BEGIN RECORDS FOR PROCESSING

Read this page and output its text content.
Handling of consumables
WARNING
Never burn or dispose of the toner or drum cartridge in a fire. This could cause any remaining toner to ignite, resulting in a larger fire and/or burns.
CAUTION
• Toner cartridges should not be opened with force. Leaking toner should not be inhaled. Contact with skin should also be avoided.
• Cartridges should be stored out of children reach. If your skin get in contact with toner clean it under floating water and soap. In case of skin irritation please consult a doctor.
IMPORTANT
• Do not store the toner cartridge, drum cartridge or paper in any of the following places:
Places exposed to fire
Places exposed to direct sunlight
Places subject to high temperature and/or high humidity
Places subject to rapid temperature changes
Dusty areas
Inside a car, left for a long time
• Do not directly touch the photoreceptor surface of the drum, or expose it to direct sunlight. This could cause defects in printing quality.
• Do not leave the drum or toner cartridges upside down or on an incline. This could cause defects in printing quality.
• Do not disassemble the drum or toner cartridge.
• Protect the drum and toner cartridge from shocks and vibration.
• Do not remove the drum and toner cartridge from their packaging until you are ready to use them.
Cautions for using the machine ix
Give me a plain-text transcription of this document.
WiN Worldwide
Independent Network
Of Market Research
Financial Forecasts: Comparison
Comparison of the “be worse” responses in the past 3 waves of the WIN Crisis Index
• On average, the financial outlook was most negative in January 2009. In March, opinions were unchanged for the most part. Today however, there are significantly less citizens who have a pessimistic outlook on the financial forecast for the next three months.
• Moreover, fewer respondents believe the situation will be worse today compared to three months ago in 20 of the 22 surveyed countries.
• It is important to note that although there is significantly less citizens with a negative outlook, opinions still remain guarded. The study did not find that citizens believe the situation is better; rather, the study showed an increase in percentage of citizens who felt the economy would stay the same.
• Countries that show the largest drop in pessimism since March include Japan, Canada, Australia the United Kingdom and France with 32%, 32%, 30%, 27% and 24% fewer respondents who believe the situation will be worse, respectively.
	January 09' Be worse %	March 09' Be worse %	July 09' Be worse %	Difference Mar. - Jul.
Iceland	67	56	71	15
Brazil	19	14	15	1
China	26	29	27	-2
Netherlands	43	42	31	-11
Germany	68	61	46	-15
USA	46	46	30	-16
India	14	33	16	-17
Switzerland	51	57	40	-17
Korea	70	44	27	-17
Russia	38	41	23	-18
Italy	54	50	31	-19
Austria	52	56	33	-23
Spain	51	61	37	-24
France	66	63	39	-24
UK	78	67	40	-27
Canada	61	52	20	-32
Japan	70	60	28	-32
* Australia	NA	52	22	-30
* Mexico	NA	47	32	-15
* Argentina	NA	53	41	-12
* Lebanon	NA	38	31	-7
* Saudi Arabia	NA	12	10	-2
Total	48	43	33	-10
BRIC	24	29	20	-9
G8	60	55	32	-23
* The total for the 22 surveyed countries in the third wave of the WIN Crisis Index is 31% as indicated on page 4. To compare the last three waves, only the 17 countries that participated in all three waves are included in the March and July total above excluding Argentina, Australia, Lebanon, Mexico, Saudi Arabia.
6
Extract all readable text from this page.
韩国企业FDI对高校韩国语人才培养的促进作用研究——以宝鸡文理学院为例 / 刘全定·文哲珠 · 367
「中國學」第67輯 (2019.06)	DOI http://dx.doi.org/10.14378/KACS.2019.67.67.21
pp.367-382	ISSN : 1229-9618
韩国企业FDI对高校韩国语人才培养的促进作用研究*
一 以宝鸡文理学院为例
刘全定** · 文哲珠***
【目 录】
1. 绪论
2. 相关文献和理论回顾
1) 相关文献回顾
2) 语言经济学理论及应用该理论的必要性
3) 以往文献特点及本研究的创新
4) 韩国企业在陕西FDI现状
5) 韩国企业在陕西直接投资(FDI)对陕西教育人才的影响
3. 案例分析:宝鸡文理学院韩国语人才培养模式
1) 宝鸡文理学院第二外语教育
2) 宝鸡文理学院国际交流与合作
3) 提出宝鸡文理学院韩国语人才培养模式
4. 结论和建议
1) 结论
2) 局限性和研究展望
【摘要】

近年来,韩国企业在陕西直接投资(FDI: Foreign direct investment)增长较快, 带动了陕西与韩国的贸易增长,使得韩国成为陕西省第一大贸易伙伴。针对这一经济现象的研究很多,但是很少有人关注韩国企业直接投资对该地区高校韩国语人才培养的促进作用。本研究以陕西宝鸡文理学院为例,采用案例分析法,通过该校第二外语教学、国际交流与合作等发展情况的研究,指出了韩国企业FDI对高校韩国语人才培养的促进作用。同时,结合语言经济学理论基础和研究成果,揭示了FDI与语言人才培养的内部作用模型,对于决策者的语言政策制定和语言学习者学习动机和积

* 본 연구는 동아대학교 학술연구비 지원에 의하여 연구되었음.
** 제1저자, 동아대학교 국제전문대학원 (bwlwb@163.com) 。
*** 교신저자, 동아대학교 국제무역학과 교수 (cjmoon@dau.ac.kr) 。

END RECORDS FOR PROCESSING

▸ TASK TO COMPLETE:
Using the entries above, please restate each one word for word.

▸ EXERCISE OUTPUT:
Read this page and output its text content.
Handling of consumables
WARNING
Never burn or dispose of the toner or drum cartridge in a fire. This could cause any remaining toner to ignite, resulting in a larger fire and/or burns.
CAUTION
• Toner cartridges should not be opened with force. Leaking toner should not be inhaled. Contact with skin should also be avoided.
• Cartridges should be stored out of children reach. If your skin get in contact with toner clean it under floating water and soap. In case of skin irritation please consult a doctor.
IMPORTANT
• Do not store the toner cartridge, drum cartridge or paper in any of the following places:
Places exposed to fire
Places exposed to direct sunlight
Places subject to high temperature and/or high humidity
Places subject to rapid temperature changes
Dusty areas
Inside a car, left for a long time
• Do not directly touch the photoreceptor surface of the drum, or expose it to direct sunlight. This could cause defects in printing quality.
• Do not leave the drum or toner cartridges upside down or on an incline. This could cause defects in printing quality.
• Do not disassemble the drum or toner cartridge.
• Protect the drum and toner cartridge from shocks and vibration.
• Do not remove the drum and toner cartridge from their packaging until you are ready to use them.
Cautions for using the machine ix
Give me a plain-text transcription of this document.
WiN Worldwide
Independent Network
Of Market Research
Financial Forecasts: Comparison
Comparison of the “be worse” responses in the past 3 waves of the WIN Crisis Index
• On average, the financial outlook was most negative in January 2009. In March, opinions were unchanged for the most part. Today however, there are significantly less citizens who have a pessimistic outlook on the financial forecast for the next three months.
• Moreover, fewer respondents believe the situation will be worse today compared to three months ago in 20 of the 22 surveyed countries.
• It is important to note that although there is significantly less citizens with a negative outlook, opinions still remain guarded. The study did not find that citizens believe the situation is better; rather, the study showed an increase in percentage of citizens who felt the economy would stay the same.
• Countries that show the largest drop in pessimism since March include Japan, Canada, Australia the United Kingdom and France with 32%, 32%, 30%, 27% and 24% fewer respondents who believe the situation will be worse, respectively.
	January 09' Be worse %	March 09' Be worse %	July 09' Be worse %	Difference Mar. - Jul.
Iceland	67	56	71	15
Brazil	19	14	15	1
China	26	29	27	-2
Netherlands	43	42	31	-11
Germany	68	61	46	-15
USA	46	46	30	-16
India	14	33	16	-17
Switzerland	51	57	40	-17
Korea	70	44	27	-17
Russia	38	41	23	-18
Italy	54	50	31	-19
Austria	52	56	33	-23
Spain	51	61	37	-24
France	66	63	39	-24
UK	78	67	40	-27
Canada	61	52	20	-32
Japan	70	60	28	-32
* Australia	NA	52	22	-30
* Mexico	NA	47	32	-15
* Argentina	NA	53	41	-12
* Lebanon	NA	38	31	-7
* Saudi Arabia	NA	12	10	-2
Total	48	43	33	-10
BRIC	24	29	20	-9
G8	60	55	32	-23
* The total for the 22 surveyed countries in the third wave of the WIN Crisis Index is 31% as indicated on page 4. To compare the last three waves, only the 17 countries that participated in all three waves are included in the March and July total above excluding Argentina, Australia, Lebanon, Mexico, Saudi Arabia.
6
Extract all readable text from this page.
韩国企业FDI对高校韩国语人才培养的促进作用研究——以宝鸡文理学院为例 / 刘全定·文哲珠 · 367
「中國學」第67輯 (2019.06)	DOI http://dx.doi.org/10.14378/KACS.2019.67.67.21
pp.367-382	ISSN : 1229-9618
韩国企业FDI对高校韩国语人才培养的促进作用研究*
一 以宝鸡文理学院为例
刘全定** · 文哲珠***
【目 录】
1. 绪论
2. 相关文献和理论回顾
1) 相关文献回顾
2) 语言经济学理论及应用该理论的必要性
3) 以往文献特点及本研究的创新
4) 韩国企业在陕西FDI现状
5) 韩国企业在陕西直接投资(FDI)对陕西教育人才的影响
3. 案例分析:宝鸡文理学院韩国语人才培养模式
1) 宝鸡文理学院第二外语教育
2) 宝鸡文理学院国际交流与合作
3) 提出宝鸡文理学院韩国语人才培养模式
4. 结论和建议
1) 结论
2) 局限性和研究展望
【摘要】

近年来,韩国企业在陕西直接投资(FDI: Foreign direct investment)增长较快, 带动了陕西与韩国的贸易增长,使得韩国成为陕西省第一大贸易伙伴。针对这一经济现象的研究很多,但是很少有人关注韩国企业直接投资对该地区高校韩国语人才培养的促进作用。本研究以陕西宝鸡文理学院为例,采用案例分析法,通过该校第二外语教学、国际交流与合作等发展情况的研究,指出了韩国企业FDI对高校韩国语人才培养的促进作用。同时,结合语言经济学理论基础和研究成果,揭示了FDI与语言人才培养的内部作用模型,对于决策者的语言政策制定和语言学习者学习动机和积

* 본 연구는 동아대학교 학술연구비 지원에 의하여 연구되었음.
** 제1저자, 동아대학교 국제전문대학원 (bwlwb@163.com) 。
*** 교신저자, 동아대학교 국제무역학과 교수 (cjmoon@dau.ac.kr) 。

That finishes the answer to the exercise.